Show only lines that include "years".

*Given records*.
======

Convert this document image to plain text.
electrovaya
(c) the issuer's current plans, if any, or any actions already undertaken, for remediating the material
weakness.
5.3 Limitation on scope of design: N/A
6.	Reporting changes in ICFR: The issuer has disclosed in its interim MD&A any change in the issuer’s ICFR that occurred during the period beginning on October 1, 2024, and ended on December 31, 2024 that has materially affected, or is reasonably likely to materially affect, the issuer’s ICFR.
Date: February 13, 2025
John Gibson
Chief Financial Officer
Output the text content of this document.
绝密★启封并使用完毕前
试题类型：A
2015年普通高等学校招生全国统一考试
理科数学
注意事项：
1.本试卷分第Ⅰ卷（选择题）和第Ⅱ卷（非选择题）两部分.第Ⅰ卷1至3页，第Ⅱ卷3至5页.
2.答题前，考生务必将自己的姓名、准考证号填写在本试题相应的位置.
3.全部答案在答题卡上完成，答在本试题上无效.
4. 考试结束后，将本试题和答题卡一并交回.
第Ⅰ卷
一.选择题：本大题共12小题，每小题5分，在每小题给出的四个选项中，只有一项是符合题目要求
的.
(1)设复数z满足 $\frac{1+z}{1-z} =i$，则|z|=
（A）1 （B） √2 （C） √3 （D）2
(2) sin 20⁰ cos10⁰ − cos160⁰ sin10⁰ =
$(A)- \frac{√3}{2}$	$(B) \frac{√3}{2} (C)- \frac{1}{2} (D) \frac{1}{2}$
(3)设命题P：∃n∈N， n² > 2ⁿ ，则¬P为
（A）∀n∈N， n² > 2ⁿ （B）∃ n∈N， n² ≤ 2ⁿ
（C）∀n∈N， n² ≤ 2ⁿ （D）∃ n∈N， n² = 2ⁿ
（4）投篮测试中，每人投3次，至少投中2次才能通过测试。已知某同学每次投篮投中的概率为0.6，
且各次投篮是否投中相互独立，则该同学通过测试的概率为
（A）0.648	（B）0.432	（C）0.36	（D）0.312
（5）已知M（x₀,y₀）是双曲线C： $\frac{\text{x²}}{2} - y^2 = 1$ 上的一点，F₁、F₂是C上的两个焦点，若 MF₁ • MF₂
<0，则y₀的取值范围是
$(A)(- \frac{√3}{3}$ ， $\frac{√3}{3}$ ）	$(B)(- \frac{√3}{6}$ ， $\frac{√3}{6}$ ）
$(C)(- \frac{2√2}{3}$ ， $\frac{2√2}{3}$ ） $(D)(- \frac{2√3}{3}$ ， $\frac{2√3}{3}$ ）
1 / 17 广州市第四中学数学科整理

======

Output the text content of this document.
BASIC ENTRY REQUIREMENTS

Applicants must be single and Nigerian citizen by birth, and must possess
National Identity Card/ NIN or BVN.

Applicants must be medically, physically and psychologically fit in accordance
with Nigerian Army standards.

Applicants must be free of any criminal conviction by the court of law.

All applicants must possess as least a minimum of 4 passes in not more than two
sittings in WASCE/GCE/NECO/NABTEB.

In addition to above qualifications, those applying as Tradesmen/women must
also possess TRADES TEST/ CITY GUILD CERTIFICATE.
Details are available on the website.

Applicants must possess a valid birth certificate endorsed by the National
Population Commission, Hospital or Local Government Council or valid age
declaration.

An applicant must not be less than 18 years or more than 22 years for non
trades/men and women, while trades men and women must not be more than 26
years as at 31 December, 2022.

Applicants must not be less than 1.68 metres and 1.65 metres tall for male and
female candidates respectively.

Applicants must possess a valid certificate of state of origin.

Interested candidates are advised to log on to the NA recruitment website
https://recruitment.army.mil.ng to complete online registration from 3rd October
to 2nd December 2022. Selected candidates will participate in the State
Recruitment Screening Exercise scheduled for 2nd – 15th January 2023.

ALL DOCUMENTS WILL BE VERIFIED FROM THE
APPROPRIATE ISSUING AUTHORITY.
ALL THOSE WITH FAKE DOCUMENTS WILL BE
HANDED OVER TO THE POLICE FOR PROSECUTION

======

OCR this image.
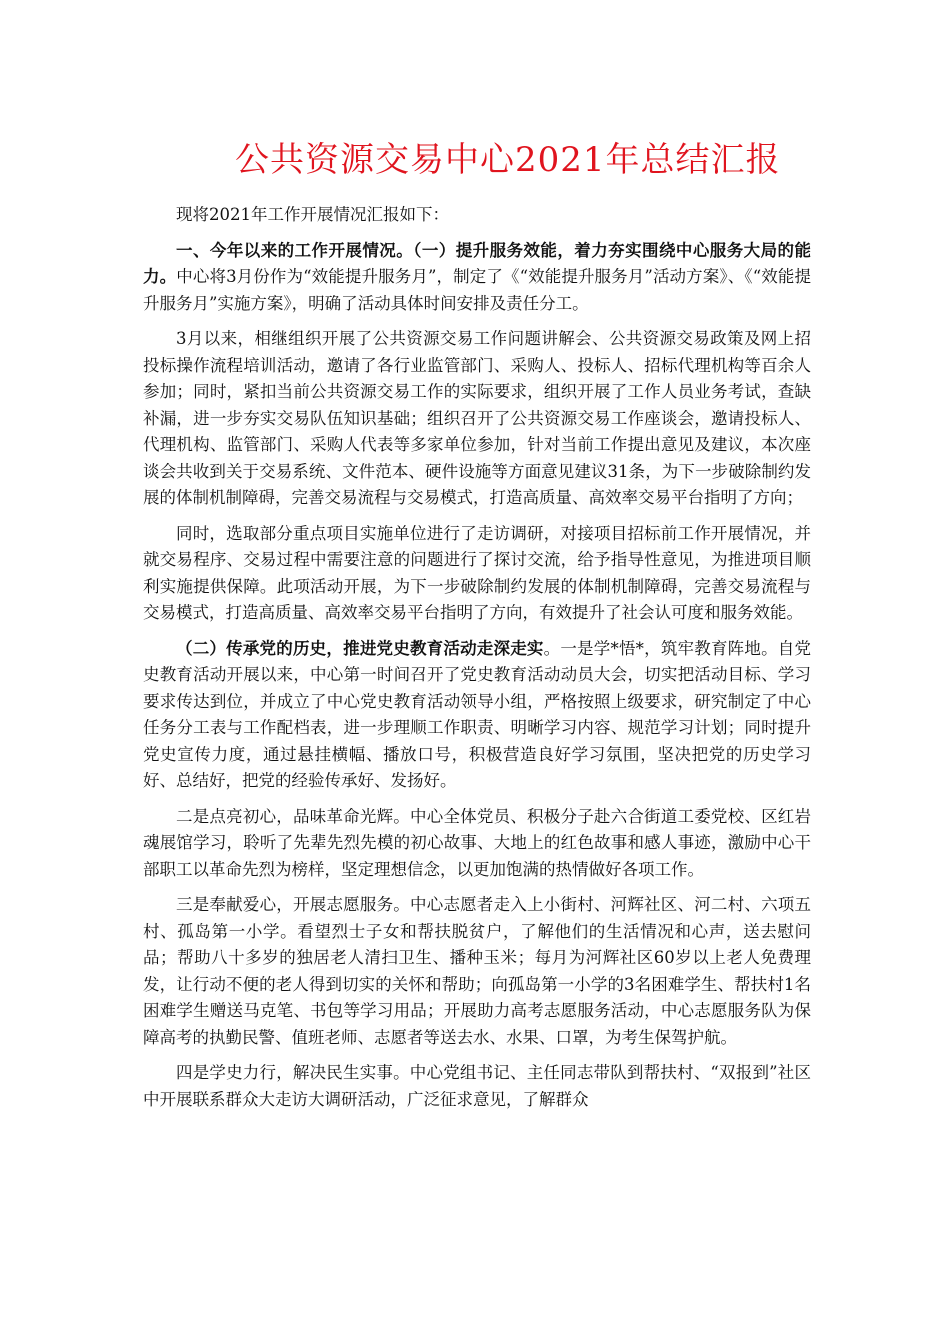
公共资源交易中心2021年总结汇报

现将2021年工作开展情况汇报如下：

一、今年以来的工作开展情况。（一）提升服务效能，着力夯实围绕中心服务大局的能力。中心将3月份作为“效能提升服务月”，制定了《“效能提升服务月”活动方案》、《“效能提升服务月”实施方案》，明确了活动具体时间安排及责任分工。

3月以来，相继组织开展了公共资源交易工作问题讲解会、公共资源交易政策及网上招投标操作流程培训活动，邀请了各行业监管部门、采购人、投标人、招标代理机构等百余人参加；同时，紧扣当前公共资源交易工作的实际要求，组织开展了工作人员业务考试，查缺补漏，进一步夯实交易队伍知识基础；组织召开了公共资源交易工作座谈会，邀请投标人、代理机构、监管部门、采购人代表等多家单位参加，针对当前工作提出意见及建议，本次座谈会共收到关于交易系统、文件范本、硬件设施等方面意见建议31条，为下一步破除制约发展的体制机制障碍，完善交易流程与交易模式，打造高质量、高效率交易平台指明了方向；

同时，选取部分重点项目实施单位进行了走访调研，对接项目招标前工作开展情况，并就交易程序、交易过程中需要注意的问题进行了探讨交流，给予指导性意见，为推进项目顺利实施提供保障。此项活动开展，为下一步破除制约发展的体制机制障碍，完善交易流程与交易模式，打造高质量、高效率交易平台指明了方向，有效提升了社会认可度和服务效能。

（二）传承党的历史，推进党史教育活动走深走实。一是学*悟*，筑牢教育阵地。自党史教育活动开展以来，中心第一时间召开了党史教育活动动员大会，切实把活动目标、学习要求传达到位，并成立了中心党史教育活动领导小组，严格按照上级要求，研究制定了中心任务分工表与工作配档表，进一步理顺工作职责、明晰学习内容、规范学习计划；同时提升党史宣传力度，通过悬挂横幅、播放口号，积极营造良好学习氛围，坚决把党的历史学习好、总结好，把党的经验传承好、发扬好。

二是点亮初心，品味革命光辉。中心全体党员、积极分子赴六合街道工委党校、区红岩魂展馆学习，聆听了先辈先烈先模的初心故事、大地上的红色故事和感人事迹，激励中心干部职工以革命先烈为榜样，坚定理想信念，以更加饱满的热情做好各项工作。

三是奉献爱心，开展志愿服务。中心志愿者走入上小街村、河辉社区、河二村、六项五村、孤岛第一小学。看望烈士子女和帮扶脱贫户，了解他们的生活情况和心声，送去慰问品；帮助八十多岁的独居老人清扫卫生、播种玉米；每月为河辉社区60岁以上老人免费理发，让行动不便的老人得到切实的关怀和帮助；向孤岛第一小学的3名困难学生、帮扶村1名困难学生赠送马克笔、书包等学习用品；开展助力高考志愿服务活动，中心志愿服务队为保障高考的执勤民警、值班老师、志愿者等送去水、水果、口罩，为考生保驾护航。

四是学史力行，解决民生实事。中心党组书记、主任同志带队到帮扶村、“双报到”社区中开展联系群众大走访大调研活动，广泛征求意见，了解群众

======

*Answer in full*.
An applicant must not be less than 18 years or more than 22 years for non
years as at 31 December, 2022.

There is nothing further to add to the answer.